* _Work required_
Pick out every line with the word "burp" and copy it.

* _Items_
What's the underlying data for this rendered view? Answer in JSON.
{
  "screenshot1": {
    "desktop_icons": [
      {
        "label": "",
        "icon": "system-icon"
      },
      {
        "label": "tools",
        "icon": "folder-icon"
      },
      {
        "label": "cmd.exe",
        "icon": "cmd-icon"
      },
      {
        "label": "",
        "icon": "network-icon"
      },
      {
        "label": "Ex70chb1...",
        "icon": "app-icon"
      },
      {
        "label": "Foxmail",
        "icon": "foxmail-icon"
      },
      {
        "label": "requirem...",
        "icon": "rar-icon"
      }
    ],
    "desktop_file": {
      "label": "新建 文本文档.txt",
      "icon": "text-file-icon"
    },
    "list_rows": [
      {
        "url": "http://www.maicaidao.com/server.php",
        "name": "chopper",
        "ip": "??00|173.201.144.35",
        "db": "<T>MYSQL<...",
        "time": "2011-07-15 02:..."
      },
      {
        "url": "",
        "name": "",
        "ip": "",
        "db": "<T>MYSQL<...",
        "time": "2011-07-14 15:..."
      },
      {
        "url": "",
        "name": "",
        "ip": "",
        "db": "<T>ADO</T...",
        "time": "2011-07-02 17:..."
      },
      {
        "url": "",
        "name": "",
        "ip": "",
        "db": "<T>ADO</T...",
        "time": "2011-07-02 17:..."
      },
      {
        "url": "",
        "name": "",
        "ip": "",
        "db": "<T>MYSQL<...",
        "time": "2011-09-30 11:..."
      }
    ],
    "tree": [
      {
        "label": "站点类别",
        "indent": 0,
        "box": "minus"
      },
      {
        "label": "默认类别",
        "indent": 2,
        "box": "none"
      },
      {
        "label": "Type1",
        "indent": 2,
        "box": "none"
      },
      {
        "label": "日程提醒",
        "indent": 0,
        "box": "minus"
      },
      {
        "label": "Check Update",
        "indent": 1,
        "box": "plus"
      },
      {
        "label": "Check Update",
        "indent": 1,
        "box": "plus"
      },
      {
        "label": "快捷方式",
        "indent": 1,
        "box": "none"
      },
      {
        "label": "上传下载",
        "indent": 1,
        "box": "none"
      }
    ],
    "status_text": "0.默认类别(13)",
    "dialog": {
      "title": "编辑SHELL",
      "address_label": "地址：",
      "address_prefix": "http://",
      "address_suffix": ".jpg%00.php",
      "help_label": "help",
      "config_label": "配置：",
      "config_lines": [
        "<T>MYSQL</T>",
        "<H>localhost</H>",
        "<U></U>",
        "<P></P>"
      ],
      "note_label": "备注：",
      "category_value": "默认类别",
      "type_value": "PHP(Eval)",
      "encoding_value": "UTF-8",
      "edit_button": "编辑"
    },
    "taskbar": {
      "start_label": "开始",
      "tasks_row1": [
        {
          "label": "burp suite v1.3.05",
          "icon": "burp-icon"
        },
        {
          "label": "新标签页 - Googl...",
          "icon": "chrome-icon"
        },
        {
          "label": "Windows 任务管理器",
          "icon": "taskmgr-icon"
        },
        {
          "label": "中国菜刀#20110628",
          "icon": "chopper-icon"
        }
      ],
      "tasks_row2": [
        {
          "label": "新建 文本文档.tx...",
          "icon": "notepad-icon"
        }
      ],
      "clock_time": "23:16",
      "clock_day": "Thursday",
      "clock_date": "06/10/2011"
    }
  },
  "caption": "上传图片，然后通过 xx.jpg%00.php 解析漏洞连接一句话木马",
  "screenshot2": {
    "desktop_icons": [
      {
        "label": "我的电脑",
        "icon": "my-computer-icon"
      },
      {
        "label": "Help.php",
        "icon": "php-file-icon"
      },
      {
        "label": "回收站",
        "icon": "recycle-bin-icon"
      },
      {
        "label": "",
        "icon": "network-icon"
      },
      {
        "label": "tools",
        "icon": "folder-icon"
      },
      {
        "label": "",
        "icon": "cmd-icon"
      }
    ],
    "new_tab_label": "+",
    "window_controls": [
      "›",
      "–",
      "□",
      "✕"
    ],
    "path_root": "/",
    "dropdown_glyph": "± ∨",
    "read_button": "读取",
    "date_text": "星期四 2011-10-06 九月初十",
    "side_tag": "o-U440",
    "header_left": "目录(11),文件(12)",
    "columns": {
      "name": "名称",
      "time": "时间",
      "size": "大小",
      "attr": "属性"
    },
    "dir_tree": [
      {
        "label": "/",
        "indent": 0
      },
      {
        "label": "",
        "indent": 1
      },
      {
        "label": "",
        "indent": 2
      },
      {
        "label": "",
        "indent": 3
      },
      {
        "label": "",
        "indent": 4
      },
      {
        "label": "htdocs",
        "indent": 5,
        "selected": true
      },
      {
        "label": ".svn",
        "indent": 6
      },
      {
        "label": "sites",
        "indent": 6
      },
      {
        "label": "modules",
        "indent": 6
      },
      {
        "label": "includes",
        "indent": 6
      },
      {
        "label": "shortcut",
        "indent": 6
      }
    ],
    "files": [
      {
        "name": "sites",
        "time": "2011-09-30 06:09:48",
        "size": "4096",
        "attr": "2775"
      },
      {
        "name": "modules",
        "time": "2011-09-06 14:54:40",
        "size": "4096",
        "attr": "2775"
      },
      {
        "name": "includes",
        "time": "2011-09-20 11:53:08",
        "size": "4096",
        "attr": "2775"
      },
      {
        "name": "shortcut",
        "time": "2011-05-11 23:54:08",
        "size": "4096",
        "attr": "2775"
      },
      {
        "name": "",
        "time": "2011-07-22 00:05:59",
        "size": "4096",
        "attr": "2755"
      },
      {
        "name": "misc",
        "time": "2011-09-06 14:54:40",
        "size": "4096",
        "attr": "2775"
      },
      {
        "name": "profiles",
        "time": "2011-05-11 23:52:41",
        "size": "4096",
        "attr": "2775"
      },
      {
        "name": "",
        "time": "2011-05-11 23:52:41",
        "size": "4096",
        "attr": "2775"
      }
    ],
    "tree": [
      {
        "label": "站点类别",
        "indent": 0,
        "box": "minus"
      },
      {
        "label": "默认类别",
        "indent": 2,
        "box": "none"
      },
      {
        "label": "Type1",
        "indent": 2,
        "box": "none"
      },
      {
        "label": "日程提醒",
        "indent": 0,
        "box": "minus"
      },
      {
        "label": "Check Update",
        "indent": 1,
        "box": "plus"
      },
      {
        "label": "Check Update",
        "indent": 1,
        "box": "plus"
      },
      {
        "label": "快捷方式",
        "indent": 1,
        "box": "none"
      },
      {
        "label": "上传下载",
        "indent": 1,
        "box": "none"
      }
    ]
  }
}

* _Task answer_
          "label": "burp suite v1.3.05",
          "icon": "burp-icon"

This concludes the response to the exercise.